EXERCISE GOAL = Every line with the word "JSON" in it should be extracted from the data that follows.

SOURCE MATERIAL =

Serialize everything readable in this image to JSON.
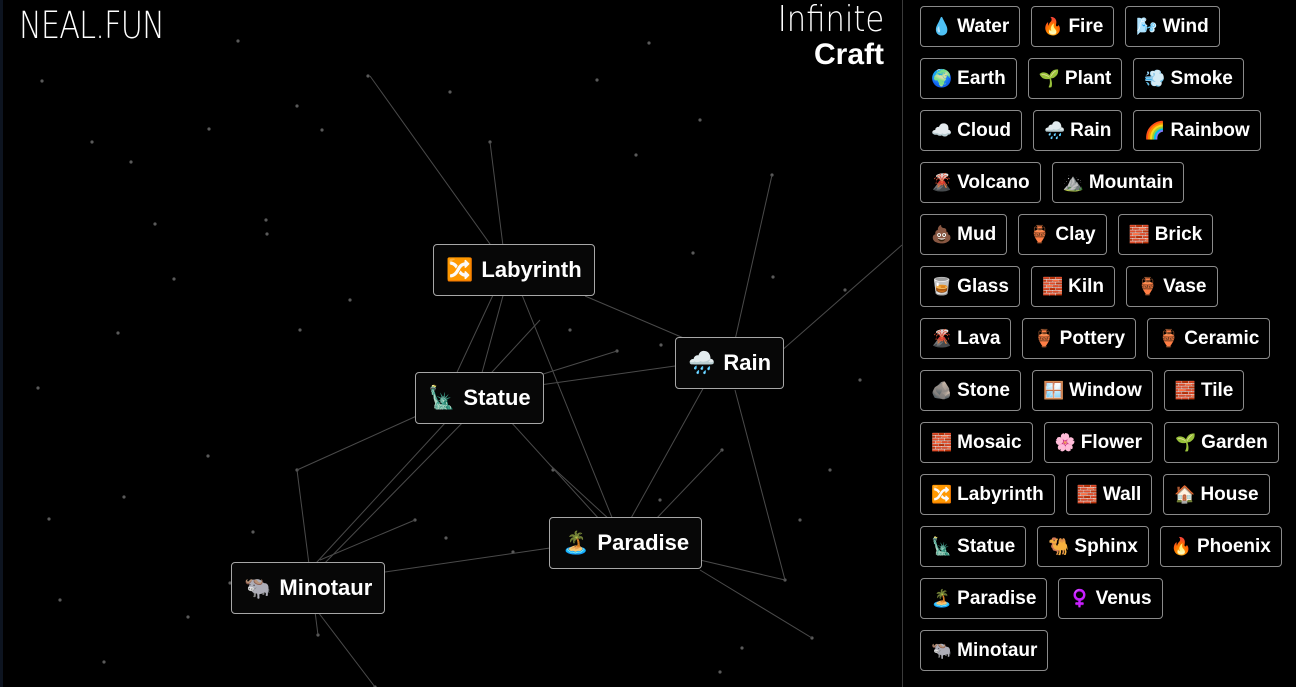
{
  "header": {
    "logo": "NEAL.FUN",
    "title_line1": "Infinite",
    "title_line2": "Craft"
  },
  "canvas": {
    "nodes": [
      {
        "id": "labyrinth",
        "emoji": "🔀",
        "label": "Labyrinth"
      },
      {
        "id": "rain",
        "emoji": "🌧️",
        "label": "Rain"
      },
      {
        "id": "statue",
        "emoji": "🗽",
        "label": "Statue"
      },
      {
        "id": "paradise",
        "emoji": "🏝️",
        "label": "Paradise"
      },
      {
        "id": "minotaur",
        "emoji": "🐃",
        "label": "Minotaur"
      }
    ]
  },
  "sidebar": {
    "items": [
      {
        "emoji": "💧",
        "label": "Water"
      },
      {
        "emoji": "🔥",
        "label": "Fire"
      },
      {
        "emoji": "🌬️",
        "label": "Wind"
      },
      {
        "emoji": "🌍",
        "label": "Earth"
      },
      {
        "emoji": "🌱",
        "label": "Plant"
      },
      {
        "emoji": "💨",
        "label": "Smoke"
      },
      {
        "emoji": "☁️",
        "label": "Cloud"
      },
      {
        "emoji": "🌧️",
        "label": "Rain"
      },
      {
        "emoji": "🌈",
        "label": "Rainbow"
      },
      {
        "emoji": "🌋",
        "label": "Volcano"
      },
      {
        "emoji": "⛰️",
        "label": "Mountain"
      },
      {
        "emoji": "💩",
        "label": "Mud"
      },
      {
        "emoji": "🏺",
        "label": "Clay"
      },
      {
        "emoji": "🧱",
        "label": "Brick"
      },
      {
        "emoji": "🥃",
        "label": "Glass"
      },
      {
        "emoji": "🧱",
        "label": "Kiln"
      },
      {
        "emoji": "🏺",
        "label": "Vase"
      },
      {
        "emoji": "🌋",
        "label": "Lava"
      },
      {
        "emoji": "🏺",
        "label": "Pottery"
      },
      {
        "emoji": "🏺",
        "label": "Ceramic"
      },
      {
        "emoji": "🪨",
        "label": "Stone"
      },
      {
        "emoji": "🪟",
        "label": "Window"
      },
      {
        "emoji": "🧱",
        "label": "Tile"
      },
      {
        "emoji": "🧱",
        "label": "Mosaic"
      },
      {
        "emoji": "🌸",
        "label": "Flower"
      },
      {
        "emoji": "🌱",
        "label": "Garden"
      },
      {
        "emoji": "🔀",
        "label": "Labyrinth"
      },
      {
        "emoji": "🧱",
        "label": "Wall"
      },
      {
        "emoji": "🏠",
        "label": "House"
      },
      {
        "emoji": "🗽",
        "label": "Statue"
      },
      {
        "emoji": "🐫",
        "label": "Sphinx"
      },
      {
        "emoji": "🔥",
        "label": "Phoenix"
      },
      {
        "emoji": "🏝️",
        "label": "Paradise"
      },
      {
        "emoji": "♀️",
        "label": "Venus"
      },
      {
        "emoji": "🐃",
        "label": "Minotaur"
      }
    ]
  }
}
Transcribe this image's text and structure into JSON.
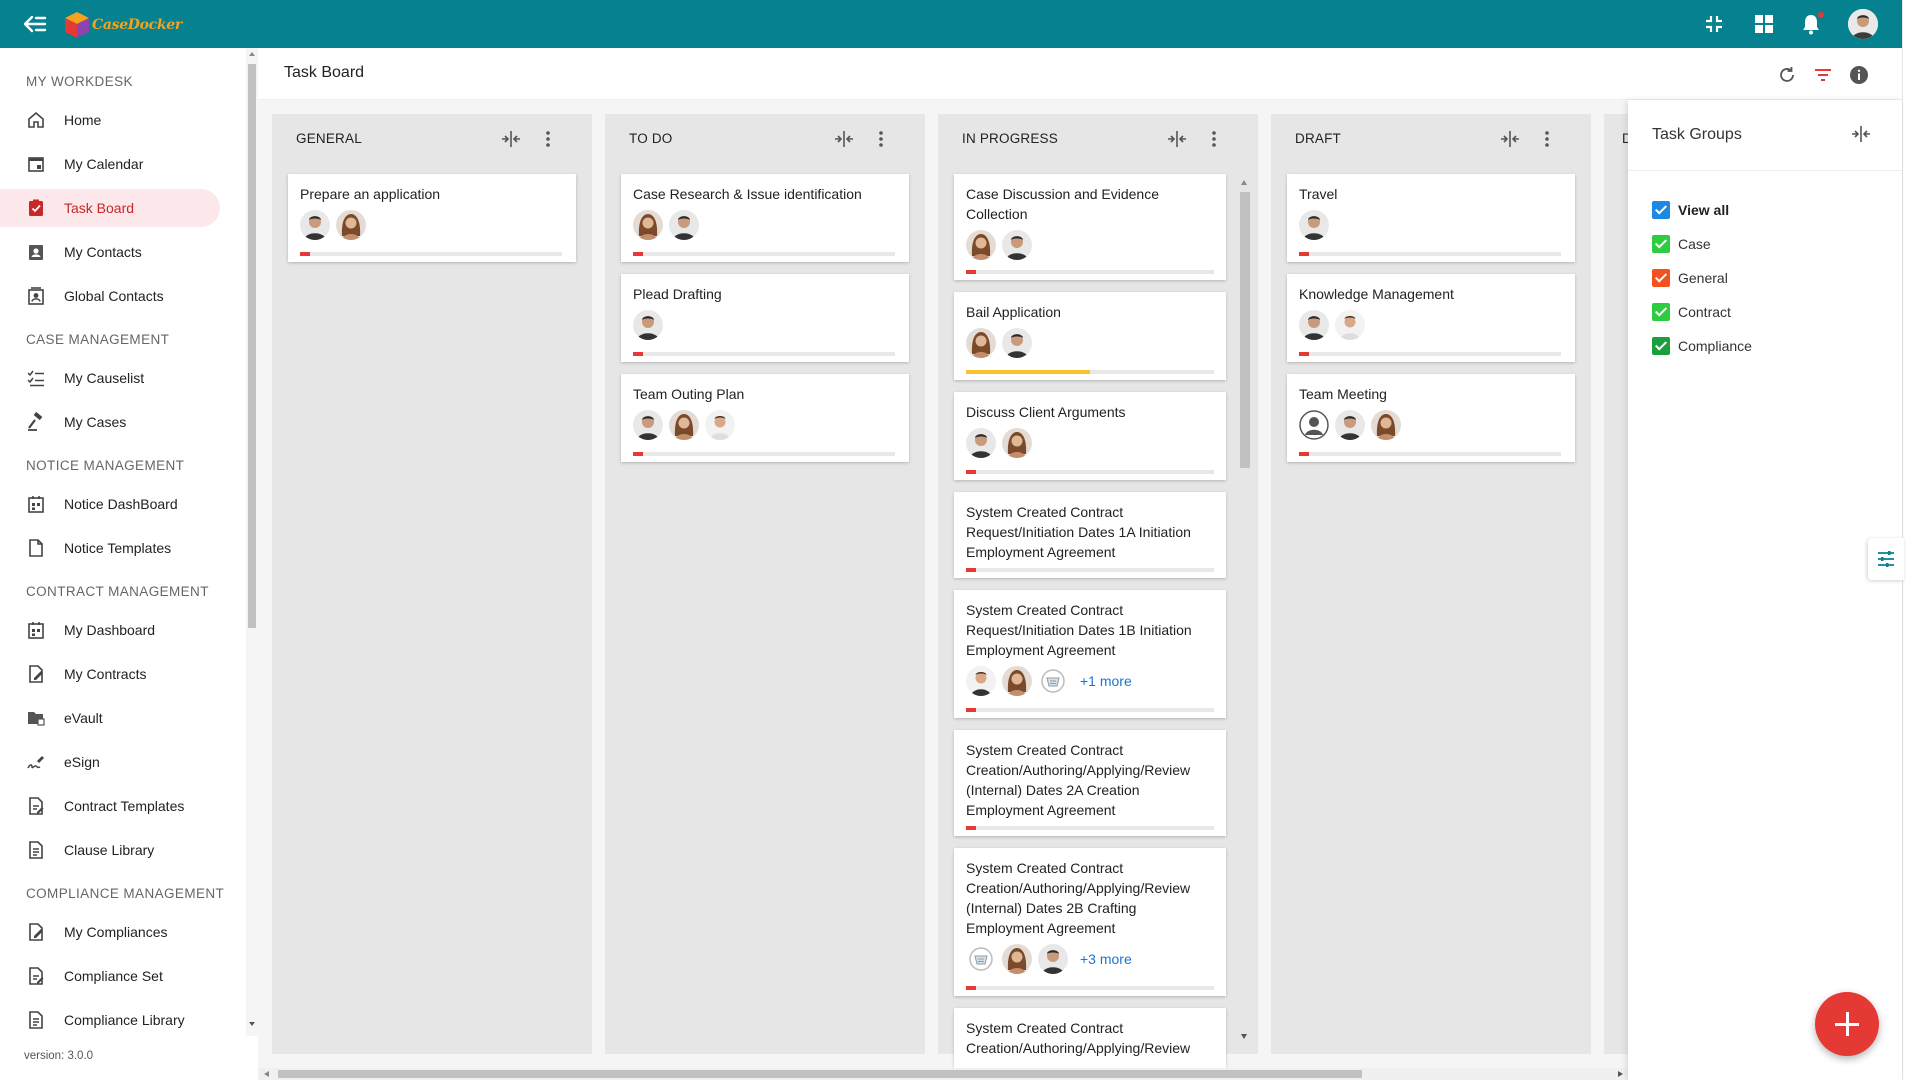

SOLUTION TO THE EXERCISE =
Serialize everything readable in this image to JSON.
Transcribe this image's text and structure into JSON.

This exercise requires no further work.